BEGIN Entries supplied
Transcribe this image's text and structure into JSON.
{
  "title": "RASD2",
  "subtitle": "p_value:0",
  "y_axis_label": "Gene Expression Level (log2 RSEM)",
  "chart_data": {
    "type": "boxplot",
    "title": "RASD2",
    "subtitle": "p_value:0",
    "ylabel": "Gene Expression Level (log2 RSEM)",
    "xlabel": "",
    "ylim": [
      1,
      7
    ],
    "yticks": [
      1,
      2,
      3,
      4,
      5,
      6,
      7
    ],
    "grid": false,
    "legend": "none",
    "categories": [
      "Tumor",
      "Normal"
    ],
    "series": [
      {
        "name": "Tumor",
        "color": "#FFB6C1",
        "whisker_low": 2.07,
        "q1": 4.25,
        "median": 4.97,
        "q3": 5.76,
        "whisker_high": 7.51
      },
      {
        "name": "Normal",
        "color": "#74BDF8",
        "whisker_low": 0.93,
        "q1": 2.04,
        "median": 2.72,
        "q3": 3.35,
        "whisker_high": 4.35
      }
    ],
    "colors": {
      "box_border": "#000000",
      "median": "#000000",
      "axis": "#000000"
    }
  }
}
END Entries supplied
BEGIN Entries supplied
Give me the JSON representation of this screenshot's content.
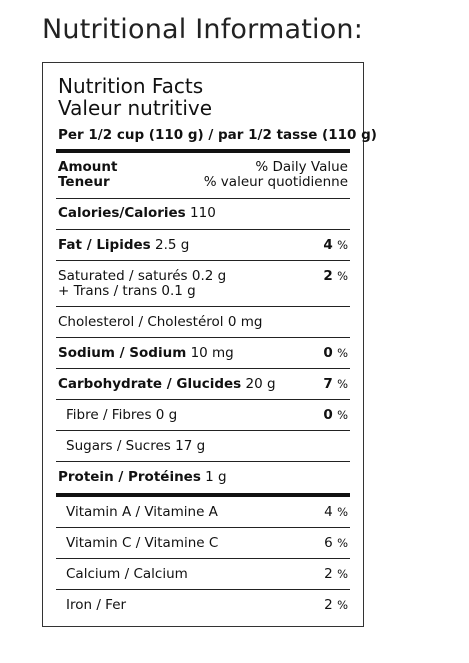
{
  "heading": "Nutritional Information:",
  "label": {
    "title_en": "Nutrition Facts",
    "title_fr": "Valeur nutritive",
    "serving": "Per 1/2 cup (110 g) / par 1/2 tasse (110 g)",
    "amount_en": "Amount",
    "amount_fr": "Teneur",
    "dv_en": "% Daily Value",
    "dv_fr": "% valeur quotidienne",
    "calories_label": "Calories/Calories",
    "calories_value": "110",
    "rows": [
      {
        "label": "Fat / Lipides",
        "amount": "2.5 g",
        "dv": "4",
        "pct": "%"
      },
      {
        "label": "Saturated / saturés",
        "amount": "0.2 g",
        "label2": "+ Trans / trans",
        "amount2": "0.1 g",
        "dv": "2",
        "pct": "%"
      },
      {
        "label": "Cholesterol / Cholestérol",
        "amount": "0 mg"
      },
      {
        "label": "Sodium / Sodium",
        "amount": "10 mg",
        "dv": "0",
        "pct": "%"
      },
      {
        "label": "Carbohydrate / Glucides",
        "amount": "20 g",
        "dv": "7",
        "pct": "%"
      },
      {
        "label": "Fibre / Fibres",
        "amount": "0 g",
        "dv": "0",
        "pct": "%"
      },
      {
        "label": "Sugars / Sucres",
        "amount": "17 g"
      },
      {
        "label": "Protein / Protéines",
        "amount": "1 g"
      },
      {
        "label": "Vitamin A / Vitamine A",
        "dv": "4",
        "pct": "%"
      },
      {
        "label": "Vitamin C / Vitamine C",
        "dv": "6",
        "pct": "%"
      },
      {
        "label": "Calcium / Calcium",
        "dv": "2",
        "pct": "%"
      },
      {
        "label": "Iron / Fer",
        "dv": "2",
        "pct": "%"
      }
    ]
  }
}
END Entries supplied
### Required action
In the data above, tally the lines that contain the string "this" and give that figure alone.

### Response area
2